# [EXERCISE GOAL]
Reproduce all the entries exactly and keep the pictures out.

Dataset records
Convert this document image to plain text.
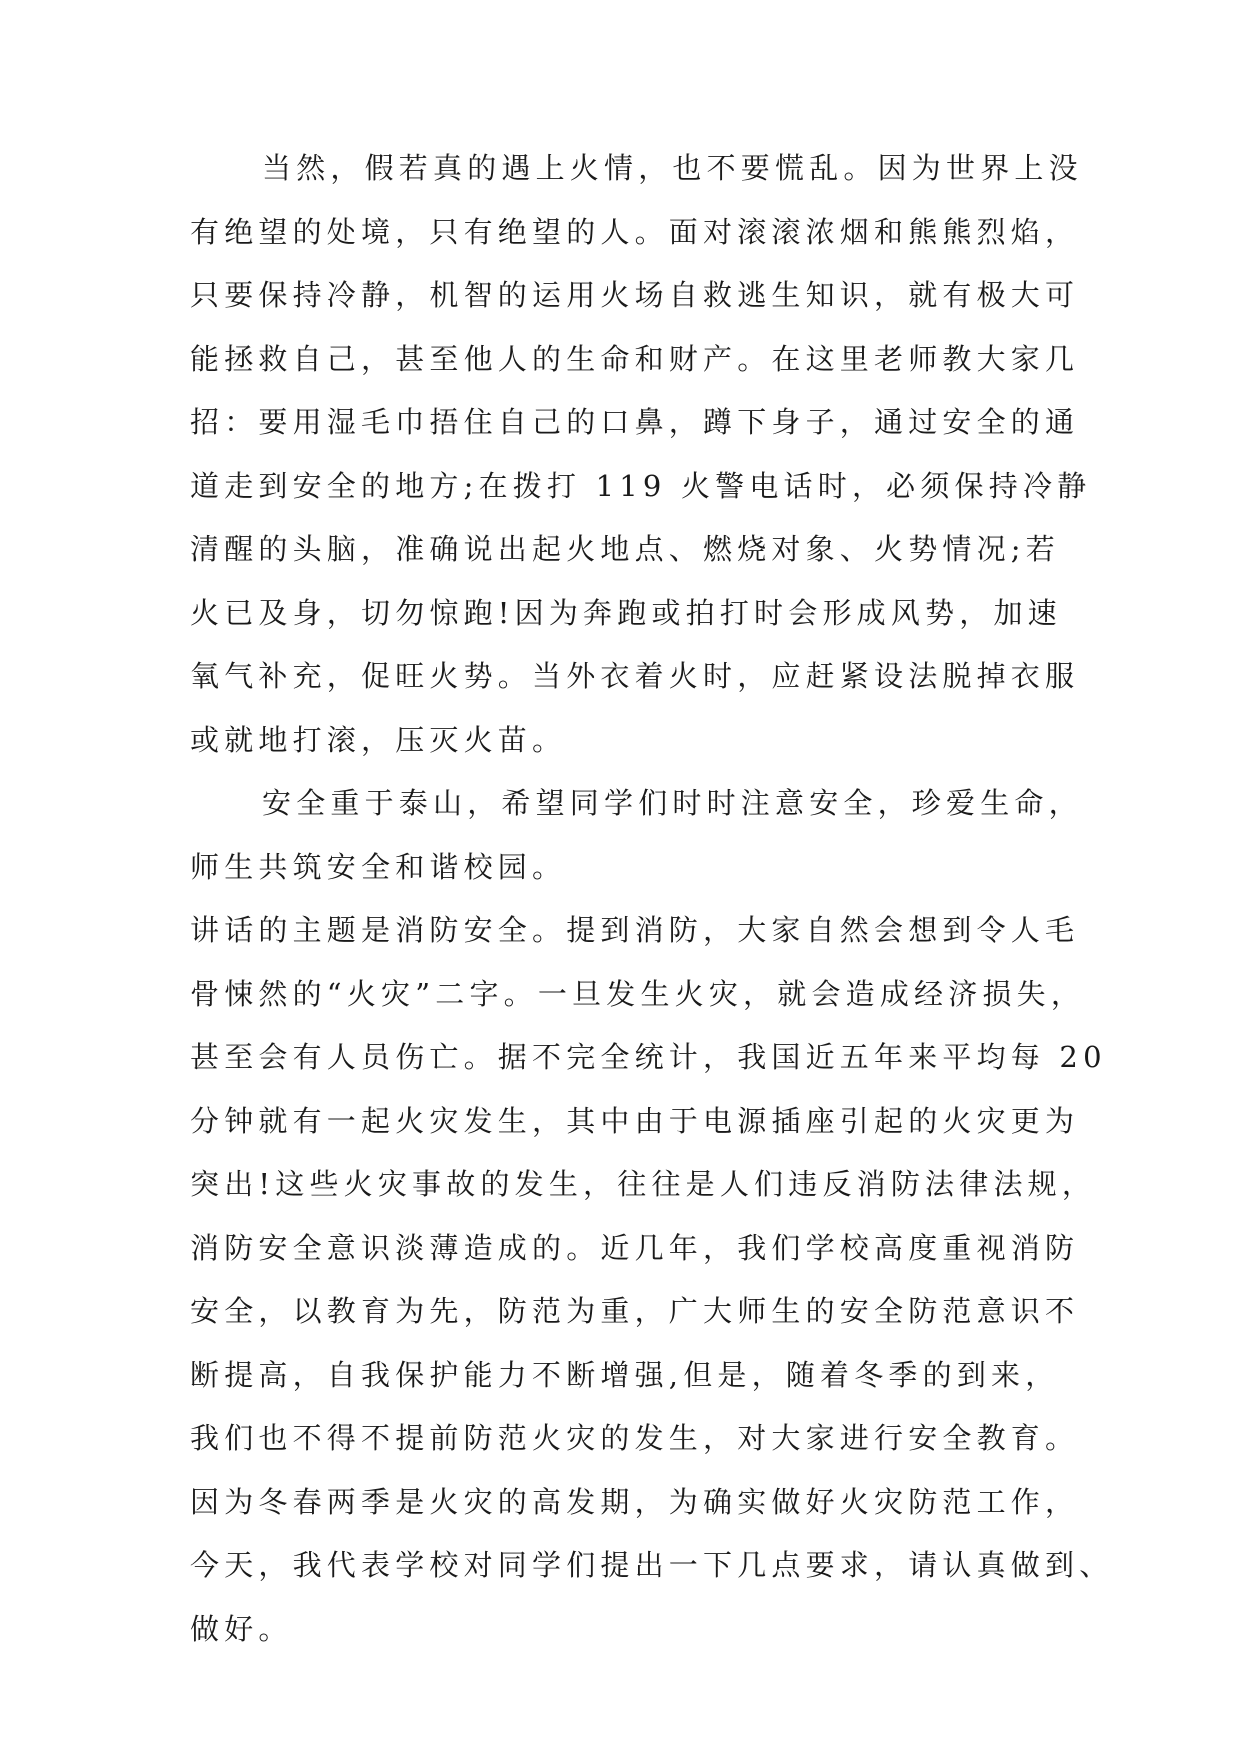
当然，假若真的遇上火情，也不要慌乱。因为世界上没
有绝望的处境，只有绝望的人。面对滚滚浓烟和熊熊烈焰，
只要保持冷静，机智的运用火场自救逃生知识，就有极大可
能拯救自己，甚至他人的生命和财产。在这里老师教大家几
招：要用湿毛巾捂住自己的口鼻，蹲下身子，通过安全的通
道走到安全的地方;在拨打 119 火警电话时，必须保持冷静
清醒的头脑，准确说出起火地点、燃烧对象、火势情况;若
火已及身，切勿惊跑!因为奔跑或拍打时会形成风势，加速
氧气补充，促旺火势。当外衣着火时，应赶紧设法脱掉衣服
或就地打滚，压灭火苗。
安全重于泰山，希望同学们时时注意安全，珍爱生命，
师生共筑安全和谐校园。
讲话的主题是消防安全。提到消防，大家自然会想到令人毛
骨悚然的“火灾”二字。一旦发生火灾，就会造成经济损失，
甚至会有人员伤亡。据不完全统计，我国近五年来平均每 20
分钟就有一起火灾发生，其中由于电源插座引起的火灾更为
突出!这些火灾事故的发生，往往是人们违反消防法律法规，
消防安全意识淡薄造成的。近几年，我们学校高度重视消防
安全，以教育为先，防范为重，广大师生的安全防范意识不
断提高，自我保护能力不断增强,但是，随着冬季的到来，
我们也不得不提前防范火灾的发生，对大家进行安全教育。
因为冬春两季是火灾的高发期，为确实做好火灾防范工作，
今天，我代表学校对同学们提出一下几点要求，请认真做到、
做好。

# [PROBLEM SOLUTION]
Convert this document image to plain text.
当然，假若真的遇上火情，也不要慌乱。因为世界上没
有绝望的处境，只有绝望的人。面对滚滚浓烟和熊熊烈焰，
只要保持冷静，机智的运用火场自救逃生知识，就有极大可
能拯救自己，甚至他人的生命和财产。在这里老师教大家几
招：要用湿毛巾捂住自己的口鼻，蹲下身子，通过安全的通
道走到安全的地方;在拨打 119 火警电话时，必须保持冷静
清醒的头脑，准确说出起火地点、燃烧对象、火势情况;若
火已及身，切勿惊跑!因为奔跑或拍打时会形成风势，加速
氧气补充，促旺火势。当外衣着火时，应赶紧设法脱掉衣服
或就地打滚，压灭火苗。
安全重于泰山，希望同学们时时注意安全，珍爱生命，
师生共筑安全和谐校园。
讲话的主题是消防安全。提到消防，大家自然会想到令人毛
骨悚然的“火灾”二字。一旦发生火灾，就会造成经济损失，
甚至会有人员伤亡。据不完全统计，我国近五年来平均每 20
分钟就有一起火灾发生，其中由于电源插座引起的火灾更为
突出!这些火灾事故的发生，往往是人们违反消防法律法规，
消防安全意识淡薄造成的。近几年，我们学校高度重视消防
安全，以教育为先，防范为重，广大师生的安全防范意识不
断提高，自我保护能力不断增强,但是，随着冬季的到来，
我们也不得不提前防范火灾的发生，对大家进行安全教育。
因为冬春两季是火灾的高发期，为确实做好火灾防范工作，
今天，我代表学校对同学们提出一下几点要求，请认真做到、
做好。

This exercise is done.